YOUR GOAL:
State the count of lines below in which the word "default" appears, and add nothing.

MATERIAL PROVIDED:
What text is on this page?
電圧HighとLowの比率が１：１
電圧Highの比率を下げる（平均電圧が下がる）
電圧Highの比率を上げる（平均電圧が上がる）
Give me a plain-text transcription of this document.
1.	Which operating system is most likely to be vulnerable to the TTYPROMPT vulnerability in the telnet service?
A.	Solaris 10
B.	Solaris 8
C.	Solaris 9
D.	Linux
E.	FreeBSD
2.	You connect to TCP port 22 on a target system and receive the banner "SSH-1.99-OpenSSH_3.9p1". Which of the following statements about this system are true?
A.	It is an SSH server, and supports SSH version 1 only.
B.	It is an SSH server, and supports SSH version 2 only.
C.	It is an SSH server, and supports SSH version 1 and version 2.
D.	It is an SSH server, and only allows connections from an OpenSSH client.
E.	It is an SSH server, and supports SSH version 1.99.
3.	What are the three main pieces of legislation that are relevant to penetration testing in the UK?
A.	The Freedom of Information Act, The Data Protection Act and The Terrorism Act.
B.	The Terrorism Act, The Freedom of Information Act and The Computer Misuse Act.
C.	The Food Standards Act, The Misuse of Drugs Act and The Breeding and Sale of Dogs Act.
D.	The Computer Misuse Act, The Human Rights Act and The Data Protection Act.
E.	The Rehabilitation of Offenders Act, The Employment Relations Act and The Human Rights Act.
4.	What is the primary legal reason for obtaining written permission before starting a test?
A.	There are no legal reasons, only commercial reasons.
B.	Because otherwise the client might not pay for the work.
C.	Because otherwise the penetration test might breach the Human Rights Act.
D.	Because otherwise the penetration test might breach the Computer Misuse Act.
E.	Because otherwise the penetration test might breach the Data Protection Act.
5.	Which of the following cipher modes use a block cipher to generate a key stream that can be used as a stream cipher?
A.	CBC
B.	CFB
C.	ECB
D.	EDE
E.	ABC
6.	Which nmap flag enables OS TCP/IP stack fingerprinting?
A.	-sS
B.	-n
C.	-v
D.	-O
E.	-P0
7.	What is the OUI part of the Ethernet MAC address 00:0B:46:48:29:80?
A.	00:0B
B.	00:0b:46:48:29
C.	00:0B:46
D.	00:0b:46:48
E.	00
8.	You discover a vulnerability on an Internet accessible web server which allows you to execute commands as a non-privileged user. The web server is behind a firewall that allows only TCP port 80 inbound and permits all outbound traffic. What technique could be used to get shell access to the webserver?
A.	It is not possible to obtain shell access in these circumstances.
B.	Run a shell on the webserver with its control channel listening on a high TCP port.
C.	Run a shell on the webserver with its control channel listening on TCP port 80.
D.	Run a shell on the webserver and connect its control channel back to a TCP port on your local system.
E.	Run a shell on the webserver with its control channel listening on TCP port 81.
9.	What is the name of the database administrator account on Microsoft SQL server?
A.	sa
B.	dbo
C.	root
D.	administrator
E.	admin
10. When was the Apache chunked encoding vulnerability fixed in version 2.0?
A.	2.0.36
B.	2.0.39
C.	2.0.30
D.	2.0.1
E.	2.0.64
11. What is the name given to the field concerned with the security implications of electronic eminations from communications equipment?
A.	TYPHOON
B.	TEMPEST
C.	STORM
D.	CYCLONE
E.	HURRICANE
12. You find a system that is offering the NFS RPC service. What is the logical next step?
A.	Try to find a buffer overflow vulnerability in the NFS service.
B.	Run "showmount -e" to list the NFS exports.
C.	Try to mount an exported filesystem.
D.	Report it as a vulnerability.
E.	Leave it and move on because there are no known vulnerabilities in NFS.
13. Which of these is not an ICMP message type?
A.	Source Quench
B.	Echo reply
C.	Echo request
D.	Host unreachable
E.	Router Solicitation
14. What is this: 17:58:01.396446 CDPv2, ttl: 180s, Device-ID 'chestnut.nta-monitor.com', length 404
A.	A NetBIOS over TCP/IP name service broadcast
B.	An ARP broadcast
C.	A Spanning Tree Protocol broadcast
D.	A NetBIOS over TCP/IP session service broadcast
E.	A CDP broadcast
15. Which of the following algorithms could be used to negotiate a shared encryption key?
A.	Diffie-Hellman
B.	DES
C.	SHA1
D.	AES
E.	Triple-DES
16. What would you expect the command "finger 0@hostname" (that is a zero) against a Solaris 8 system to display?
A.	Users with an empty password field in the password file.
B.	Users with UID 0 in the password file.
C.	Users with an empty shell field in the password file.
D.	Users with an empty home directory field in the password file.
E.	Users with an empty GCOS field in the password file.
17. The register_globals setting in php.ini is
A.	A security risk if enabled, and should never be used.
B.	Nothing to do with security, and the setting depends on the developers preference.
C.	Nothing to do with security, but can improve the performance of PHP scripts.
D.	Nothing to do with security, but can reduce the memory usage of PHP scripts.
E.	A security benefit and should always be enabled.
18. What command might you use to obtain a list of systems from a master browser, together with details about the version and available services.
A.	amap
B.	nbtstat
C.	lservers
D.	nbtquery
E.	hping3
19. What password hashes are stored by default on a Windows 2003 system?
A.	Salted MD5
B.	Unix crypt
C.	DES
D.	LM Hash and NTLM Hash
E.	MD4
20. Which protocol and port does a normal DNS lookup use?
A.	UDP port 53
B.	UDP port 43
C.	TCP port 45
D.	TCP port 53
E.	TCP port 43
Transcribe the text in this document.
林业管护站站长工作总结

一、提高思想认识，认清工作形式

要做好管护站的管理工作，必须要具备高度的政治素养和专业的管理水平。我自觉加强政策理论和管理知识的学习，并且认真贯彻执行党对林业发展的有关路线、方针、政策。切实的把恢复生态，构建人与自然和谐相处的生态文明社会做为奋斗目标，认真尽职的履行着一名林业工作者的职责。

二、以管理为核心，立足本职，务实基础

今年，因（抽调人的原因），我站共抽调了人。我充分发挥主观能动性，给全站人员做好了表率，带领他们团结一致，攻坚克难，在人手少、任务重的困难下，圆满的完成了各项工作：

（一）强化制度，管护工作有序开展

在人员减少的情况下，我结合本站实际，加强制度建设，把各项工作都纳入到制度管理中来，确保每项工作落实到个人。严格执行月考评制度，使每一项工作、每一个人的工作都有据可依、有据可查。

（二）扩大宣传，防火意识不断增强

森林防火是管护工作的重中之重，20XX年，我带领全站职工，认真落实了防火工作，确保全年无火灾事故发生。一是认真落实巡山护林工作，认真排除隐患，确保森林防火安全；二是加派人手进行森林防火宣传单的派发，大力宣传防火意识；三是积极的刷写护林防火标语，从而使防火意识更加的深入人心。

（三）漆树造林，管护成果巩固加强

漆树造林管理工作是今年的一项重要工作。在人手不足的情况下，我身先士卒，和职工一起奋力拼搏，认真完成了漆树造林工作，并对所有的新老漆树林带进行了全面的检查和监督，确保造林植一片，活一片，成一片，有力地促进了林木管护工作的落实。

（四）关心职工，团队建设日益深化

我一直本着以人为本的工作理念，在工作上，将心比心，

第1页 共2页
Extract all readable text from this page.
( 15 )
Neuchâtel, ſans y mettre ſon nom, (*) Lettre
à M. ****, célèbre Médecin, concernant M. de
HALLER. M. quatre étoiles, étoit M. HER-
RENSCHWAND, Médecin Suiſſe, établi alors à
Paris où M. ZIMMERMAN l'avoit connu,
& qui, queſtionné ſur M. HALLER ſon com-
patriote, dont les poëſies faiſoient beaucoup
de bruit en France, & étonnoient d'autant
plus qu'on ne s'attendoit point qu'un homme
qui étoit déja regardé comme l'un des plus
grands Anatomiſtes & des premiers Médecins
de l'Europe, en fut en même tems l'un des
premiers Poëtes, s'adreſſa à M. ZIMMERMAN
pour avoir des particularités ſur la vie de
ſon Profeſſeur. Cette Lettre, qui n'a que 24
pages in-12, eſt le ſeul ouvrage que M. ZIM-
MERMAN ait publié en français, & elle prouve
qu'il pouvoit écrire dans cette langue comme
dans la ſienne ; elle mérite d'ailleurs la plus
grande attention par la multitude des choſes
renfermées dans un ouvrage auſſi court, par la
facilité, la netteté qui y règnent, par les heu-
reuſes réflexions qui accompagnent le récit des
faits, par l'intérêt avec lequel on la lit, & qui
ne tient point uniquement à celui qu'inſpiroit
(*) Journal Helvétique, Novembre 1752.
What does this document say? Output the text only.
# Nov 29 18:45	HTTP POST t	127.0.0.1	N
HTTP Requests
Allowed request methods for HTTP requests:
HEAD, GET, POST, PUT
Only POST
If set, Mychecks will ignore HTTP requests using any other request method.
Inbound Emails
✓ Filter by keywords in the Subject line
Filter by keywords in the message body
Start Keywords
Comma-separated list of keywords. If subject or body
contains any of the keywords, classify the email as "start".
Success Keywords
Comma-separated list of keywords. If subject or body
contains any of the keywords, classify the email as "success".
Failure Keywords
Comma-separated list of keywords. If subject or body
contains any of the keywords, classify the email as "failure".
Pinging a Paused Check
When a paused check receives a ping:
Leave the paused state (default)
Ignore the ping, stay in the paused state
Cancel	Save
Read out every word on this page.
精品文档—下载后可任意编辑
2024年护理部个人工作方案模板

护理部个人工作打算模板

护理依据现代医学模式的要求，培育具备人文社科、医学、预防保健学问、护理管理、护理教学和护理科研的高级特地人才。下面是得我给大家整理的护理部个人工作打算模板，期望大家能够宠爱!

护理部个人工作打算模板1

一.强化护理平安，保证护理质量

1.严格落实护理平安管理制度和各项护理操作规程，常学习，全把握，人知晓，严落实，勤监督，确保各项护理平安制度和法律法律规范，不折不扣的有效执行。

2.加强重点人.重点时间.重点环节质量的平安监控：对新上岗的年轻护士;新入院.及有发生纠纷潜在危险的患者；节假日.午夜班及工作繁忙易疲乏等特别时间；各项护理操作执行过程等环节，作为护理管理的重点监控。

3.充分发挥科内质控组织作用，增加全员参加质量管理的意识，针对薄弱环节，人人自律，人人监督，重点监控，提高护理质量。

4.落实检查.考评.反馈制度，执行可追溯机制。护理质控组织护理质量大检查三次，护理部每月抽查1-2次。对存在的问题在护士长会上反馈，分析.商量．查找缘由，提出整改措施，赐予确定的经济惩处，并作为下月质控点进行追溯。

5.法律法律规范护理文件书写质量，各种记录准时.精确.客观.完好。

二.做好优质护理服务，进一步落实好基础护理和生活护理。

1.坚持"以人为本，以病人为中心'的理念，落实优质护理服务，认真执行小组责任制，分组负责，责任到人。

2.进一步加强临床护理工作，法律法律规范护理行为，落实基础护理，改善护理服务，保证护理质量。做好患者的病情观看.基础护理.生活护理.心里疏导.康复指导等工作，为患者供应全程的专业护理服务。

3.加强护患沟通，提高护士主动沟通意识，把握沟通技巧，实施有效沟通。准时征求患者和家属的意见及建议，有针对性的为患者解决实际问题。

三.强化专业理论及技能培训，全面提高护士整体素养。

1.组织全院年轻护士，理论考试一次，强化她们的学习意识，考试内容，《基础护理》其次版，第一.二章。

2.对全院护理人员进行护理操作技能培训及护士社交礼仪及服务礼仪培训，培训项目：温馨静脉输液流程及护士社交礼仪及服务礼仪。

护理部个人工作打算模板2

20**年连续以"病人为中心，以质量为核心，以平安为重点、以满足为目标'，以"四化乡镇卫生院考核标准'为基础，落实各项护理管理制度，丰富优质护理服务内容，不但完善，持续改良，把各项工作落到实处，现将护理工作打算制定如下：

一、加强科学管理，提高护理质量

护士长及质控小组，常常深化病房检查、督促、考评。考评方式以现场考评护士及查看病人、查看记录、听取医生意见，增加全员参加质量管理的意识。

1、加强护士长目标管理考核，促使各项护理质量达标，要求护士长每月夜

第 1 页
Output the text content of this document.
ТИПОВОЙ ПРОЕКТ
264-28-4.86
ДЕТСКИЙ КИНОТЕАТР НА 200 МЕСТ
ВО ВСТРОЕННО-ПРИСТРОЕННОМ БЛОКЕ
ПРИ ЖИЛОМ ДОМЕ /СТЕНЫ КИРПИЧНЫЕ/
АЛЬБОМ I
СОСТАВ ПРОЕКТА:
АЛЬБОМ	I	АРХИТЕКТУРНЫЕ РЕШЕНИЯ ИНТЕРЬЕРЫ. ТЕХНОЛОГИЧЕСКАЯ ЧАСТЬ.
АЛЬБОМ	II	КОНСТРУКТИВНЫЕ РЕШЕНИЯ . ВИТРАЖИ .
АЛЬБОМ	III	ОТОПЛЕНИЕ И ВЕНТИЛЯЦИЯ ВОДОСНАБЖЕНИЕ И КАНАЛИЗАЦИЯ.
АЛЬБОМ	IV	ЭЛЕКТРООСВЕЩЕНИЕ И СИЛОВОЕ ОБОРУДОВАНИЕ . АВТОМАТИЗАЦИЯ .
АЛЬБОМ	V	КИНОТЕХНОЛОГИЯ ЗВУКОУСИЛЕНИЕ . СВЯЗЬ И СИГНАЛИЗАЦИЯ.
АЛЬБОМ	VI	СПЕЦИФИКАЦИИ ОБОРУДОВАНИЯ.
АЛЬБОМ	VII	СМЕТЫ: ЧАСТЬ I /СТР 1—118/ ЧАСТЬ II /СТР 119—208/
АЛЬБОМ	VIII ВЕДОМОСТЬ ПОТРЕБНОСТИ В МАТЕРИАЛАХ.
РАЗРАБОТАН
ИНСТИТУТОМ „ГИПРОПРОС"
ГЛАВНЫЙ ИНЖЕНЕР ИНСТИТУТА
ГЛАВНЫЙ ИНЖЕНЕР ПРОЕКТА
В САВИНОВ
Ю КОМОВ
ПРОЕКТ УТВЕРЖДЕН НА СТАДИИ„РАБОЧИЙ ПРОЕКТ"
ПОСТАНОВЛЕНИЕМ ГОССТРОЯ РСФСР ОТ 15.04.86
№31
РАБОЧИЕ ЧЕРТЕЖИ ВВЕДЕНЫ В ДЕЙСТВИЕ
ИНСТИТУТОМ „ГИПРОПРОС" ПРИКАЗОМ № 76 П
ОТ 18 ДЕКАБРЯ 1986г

WRITTEN ANSWER:
2